_Passage provided:_
====================

# Memo + Solving Time



## dChan (Apr 5, 2007)

I was wondering, doesn't memo make up most of the actual BLDtime to solve? Or is it half and half? Would BLD solving(the actual solving part not including memo) be a bit slower but pretty fast, compared to speedsolving?


----------



## cmhardw (Apr 5, 2007)

I'd say on average, for me, it's about 50-50 for 3x3. My times vary a lot on 3x3 for each stage, but it usually is around 50-50 for the overall time.

For 4x4 and 5x5 it's different. 4x4 I tend to hover around 50-50 but often the memorization is longer than the solving phase. For 5x5 memorization is almost always longer than the solving phase, with very rare exceptions. Again those are just my times.

As to your other question about how BLD solving compares to sighted solving with your BLD method I find that BLD solving is almost always faster. This is because you have the cube completely memorized and can try to use tricks to make later steps easier, or you can sometimes combine steps. When you solve sighted with your BLD method you may not notice any of these tricks, and it tends to take longer to find pieces while searching than it does to remember them from your memorized list too.

Just my $0.02

Chris


----------



## dChan (Apr 5, 2007)

I see, that mkaes a lot of sense. When you do your 15 second inspection you are only looking for 4-5 pieces. Maybe the cross and possibly first c/e pair. With BLD you are looking for everything.


----------



## AvGalen (Apr 6, 2007)

50%/50% seems about right, even for a beginner like me. Solving (by an expert) has a very high amount of turns/per/second (especially for the T-perm/Pochmann style), but you need many more turns to solve the cube.

====================

_Material shown:_
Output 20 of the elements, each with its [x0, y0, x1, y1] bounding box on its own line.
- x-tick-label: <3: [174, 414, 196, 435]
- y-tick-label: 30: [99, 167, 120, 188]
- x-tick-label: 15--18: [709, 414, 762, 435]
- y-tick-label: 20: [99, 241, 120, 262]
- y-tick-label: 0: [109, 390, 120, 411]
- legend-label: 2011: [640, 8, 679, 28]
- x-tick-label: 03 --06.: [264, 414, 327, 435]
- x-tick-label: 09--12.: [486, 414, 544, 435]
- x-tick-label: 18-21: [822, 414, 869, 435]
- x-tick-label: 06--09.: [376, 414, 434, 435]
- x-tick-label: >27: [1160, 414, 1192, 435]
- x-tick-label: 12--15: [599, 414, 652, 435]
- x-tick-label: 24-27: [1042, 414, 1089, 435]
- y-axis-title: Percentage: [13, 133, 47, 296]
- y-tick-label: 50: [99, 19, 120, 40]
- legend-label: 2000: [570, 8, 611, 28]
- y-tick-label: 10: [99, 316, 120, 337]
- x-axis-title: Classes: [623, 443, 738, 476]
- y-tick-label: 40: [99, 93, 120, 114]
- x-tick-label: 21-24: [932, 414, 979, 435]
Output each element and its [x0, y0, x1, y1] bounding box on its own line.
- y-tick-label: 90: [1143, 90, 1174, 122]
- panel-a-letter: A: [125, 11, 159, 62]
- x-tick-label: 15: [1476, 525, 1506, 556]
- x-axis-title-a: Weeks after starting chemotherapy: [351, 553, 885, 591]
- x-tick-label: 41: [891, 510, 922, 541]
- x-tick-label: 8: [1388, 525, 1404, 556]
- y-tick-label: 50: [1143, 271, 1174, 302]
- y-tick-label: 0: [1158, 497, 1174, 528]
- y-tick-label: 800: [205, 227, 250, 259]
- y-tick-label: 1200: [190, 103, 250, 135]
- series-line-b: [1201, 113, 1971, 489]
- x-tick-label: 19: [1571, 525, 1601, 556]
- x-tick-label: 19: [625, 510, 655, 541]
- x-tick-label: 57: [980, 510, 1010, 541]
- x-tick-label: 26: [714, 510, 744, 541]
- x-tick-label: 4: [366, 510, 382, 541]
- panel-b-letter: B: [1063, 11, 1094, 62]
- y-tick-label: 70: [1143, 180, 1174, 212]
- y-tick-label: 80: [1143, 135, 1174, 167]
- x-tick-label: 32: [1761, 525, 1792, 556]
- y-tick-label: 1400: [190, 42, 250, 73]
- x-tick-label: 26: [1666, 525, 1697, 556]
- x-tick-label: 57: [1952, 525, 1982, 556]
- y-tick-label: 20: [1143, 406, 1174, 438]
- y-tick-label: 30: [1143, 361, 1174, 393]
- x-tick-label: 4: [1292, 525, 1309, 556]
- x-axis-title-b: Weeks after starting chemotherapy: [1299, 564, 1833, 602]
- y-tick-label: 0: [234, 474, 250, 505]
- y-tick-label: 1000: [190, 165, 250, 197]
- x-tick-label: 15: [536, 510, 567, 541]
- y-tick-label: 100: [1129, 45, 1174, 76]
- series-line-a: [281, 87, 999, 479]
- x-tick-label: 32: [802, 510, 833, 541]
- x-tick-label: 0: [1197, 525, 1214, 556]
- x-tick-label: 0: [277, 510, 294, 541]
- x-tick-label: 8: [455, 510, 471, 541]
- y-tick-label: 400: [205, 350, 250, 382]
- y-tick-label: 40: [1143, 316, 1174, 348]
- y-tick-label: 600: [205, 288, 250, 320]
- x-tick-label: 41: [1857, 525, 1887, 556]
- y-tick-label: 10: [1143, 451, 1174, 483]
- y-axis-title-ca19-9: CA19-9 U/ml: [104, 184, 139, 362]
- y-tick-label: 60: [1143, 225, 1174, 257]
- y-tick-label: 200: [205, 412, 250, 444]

====================

_The tasks:_
[A] Using the thread on memo and solving time, say whether each statement agrees with it. Answer yes or no for each, and quote the words from the thread that settle it. (i) On 5x5, memorization is almost always longer than the solving phase. (ii) BLD solving is almost always slower than sighted solving with the BLD method. (iii) During the 15 second inspection, you are only looking for 4-5 pieces.
[B] Copy out the part of the memo and solving time thread starting with "## AvGalen (Apr" and going on through "solve the cube.".
The lines have nothing to do with the thread.

_Final results:_
[A]
(i) Yes: "For 5x5 memorization is almost always longer than the solving phase, with very rare exceptions."
(ii) No: "I find that BLD solving is almost always faster."
(iii) Yes: "When you do your 15 second inspection you are only looking for 4-5 pieces."

[B]
## AvGalen (Apr 6, 2007)

50%/50% seems about right, even for a beginner like me. Solving (by an expert) has a very high amount of turns/per/second (especially for the T-perm/Pochmann style), but you need many more turns to solve the cube.